Exercise requirements:
(a) In the passage on social networks and Twitter, write out the part from "A social network is" to "definition rather incomplete." again, substituting "vertices" for "nodes".
(b) Proceed with the passage on social networks and Twitter, picking up after its final sentence.
══ Reading text
A social network is a social structure that consists of nodes (e.g., unique users, businesses, artistic profiles, etc.), which are connected to each other by various types of interdependence (e.g., kinship, friendship, sympathy, admiration, curiosity, financial relations). In recent years, however, the usefulness of these networks, as well as the extensions they have taken on in our lives, make any definition rather incomplete.
Twitter is a tool for microblogging [1] and a social networking platform that appeared in March 2006 and still remains among the most visited websites in the world. The power of Twitter is essentially the production of news in real-time, and it remains today one of the best indicators of what is happening in the world at any given time. This is really amazing, considering that the original idea behind its creation was a platform that allows a registered user to compile and publish a status of up to 280 characters.
════
══ Data
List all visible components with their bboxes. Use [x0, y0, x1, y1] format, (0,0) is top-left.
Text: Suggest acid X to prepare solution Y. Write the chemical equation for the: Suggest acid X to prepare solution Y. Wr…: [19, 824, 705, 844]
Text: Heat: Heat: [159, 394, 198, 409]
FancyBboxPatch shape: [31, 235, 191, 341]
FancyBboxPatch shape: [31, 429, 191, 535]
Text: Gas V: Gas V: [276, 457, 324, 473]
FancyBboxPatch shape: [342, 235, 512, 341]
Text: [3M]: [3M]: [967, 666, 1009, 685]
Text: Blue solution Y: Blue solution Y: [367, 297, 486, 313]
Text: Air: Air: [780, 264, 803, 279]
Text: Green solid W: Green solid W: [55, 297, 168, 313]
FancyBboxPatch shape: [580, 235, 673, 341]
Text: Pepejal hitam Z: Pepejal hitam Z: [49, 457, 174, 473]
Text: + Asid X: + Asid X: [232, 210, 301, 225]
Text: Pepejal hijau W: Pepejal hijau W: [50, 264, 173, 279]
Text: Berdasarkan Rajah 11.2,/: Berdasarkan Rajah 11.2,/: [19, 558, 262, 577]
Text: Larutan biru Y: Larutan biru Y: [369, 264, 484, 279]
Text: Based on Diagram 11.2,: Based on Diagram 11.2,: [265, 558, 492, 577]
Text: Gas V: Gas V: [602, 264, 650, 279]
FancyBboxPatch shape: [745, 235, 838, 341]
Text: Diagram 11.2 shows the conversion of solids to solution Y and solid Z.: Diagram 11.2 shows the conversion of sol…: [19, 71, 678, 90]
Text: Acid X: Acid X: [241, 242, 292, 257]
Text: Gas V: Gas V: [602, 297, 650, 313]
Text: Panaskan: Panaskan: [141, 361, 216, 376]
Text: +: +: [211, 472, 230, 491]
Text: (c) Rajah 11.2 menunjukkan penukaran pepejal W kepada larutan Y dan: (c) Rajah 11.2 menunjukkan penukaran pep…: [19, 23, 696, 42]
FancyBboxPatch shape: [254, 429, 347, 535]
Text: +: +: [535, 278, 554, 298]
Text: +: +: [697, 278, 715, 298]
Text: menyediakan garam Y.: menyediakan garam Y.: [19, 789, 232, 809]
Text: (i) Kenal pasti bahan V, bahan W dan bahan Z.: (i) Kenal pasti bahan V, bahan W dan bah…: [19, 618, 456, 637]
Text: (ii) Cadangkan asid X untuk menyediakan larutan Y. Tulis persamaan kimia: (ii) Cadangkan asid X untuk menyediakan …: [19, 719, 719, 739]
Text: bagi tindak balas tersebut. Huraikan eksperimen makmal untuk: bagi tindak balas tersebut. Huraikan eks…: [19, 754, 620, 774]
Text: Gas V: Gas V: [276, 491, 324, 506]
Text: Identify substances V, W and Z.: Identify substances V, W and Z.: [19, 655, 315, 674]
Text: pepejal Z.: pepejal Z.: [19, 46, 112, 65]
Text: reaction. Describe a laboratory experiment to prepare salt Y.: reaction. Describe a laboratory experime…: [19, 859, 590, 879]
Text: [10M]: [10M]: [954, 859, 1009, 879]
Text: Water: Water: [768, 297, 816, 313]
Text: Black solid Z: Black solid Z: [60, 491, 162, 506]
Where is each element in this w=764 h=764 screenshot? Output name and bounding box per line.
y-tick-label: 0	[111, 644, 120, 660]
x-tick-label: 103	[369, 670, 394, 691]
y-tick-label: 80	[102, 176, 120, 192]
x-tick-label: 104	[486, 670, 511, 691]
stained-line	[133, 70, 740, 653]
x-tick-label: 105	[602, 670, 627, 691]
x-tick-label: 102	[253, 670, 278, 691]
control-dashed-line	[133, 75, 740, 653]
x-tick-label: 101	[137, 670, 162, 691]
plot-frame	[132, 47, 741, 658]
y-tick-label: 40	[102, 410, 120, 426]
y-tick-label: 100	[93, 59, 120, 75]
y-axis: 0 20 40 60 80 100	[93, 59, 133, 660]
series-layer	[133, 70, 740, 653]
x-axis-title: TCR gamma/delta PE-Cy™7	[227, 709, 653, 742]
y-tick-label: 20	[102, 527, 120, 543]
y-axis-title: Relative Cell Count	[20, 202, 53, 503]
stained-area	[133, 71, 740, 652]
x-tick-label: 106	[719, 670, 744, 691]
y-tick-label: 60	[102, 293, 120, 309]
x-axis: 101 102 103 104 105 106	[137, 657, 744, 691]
════
Answers in order:
(a)
A social network is a social structure that consists of vertices (e.g., unique users, businesses, artistic profiles, etc.), which are connected to each other by various types of interdependence (e.g., kinship, friendship, sympathy, admiration, curiosity, financial relations). In recent years, however, the usefulness of these networks, as well as the extensions they have taken on in our lives, make any definition rather incomplete.

(b)
Influencer marketing and consequently influencers, as well as the ability provided by the data of millions of Twitter users to create or predict trends, thus determining even the global fluctuations of stock prices, are the main aspects discussed in this study. Influencers in the world outside of social networks are persons who have the ability to influence the choices of others because of their knowledge, their professional reputation, or their personal relationship that they have managed to develop with a certain portion of the audience. This audience can be influenced by each influencer to a small and sometimes to a greater extent. The natural question that arises is whether a social network can be the appropriate digital platform in which this power of influence of an individual can be measured, calculated, and in some way be a product of study.
When trying to empirically measure the impact of a Twitter account or any other social network, the following question will be triggered: what is the content that primarily increases the loyalty or commitment of an existing audience? Engagement is essentially considered as the way of discriminating whether the content of an account manages to keep the interest of its audience, which would result in a potential increase in the number of followers.
The ubiquity of Internet access has triggered the emergence of currencies distinct from those used in the prevailing monetary system. The advent of cryptocurrencies based on a unique method called “mining” has brought about significant changes in the online financial activities of users. Various cryptocurrencies have appeared since 2008, when Bitcoin was first introduced [2,3]. Nowadays, cryptocurrencies are often used in online transactions, and their usage has increased every year since their introduction [4,5].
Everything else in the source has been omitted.